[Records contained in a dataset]
▼▼▼
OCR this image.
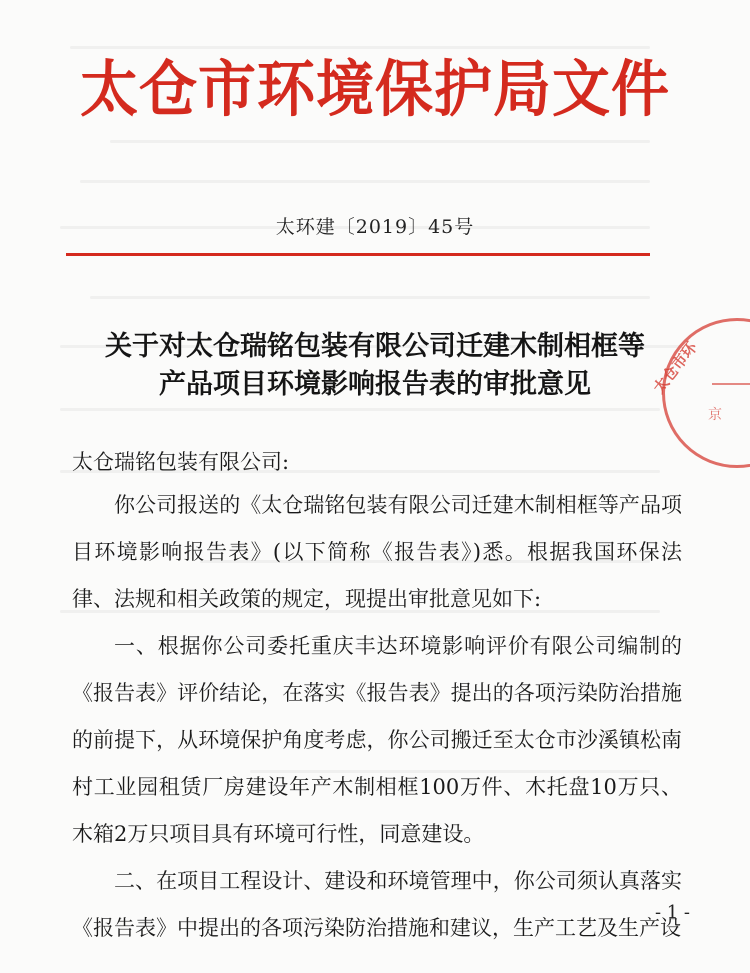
太仓市环境保护局文件
太环建〔2019〕45号
关于对太仓瑞铭包装有限公司迁建木制相框等
产品项目环境影响报告表的审批意见	太仓市环
京
太仓瑞铭包装有限公司:

你公司报送的《太仓瑞铭包装有限公司迁建木制相框等产品项目环境影响报告表》(以下简称《报告表》)悉。根据我国环保法律、法规和相关政策的规定，现提出审批意见如下:

一、根据你公司委托重庆丰达环境影响评价有限公司编制的《报告表》评价结论，在落实《报告表》提出的各项污染防治措施的前提下，从环境保护角度考虑，你公司搬迁至太仓市沙溪镇松南村工业园租赁厂房建设年产木制相框100万件、木托盘10万只、木箱2万只项目具有环境可行性，同意建设。

二、在项目工程设计、建设和环境管理中，你公司须认真落实《报告表》中提出的各项污染防治措施和建议，生产工艺及生产设

- 1 -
▲▲▲
• Written instruction: The entries above are to be returned exactly, without their pictures.

• The response:
OCR this image.
太仓市环境保护局文件
太环建〔2019〕45号
关于对太仓瑞铭包装有限公司迁建木制相框等
产品项目环境影响报告表的审批意见	太仓市环
京
太仓瑞铭包装有限公司:

你公司报送的《太仓瑞铭包装有限公司迁建木制相框等产品项目环境影响报告表》(以下简称《报告表》)悉。根据我国环保法律、法规和相关政策的规定，现提出审批意见如下:

一、根据你公司委托重庆丰达环境影响评价有限公司编制的《报告表》评价结论，在落实《报告表》提出的各项污染防治措施的前提下，从环境保护角度考虑，你公司搬迁至太仓市沙溪镇松南村工业园租赁厂房建设年产木制相框100万件、木托盘10万只、木箱2万只项目具有环境可行性，同意建设。

二、在项目工程设计、建设和环境管理中，你公司须认真落实《报告表》中提出的各项污染防治措施和建议，生产工艺及生产设

- 1 -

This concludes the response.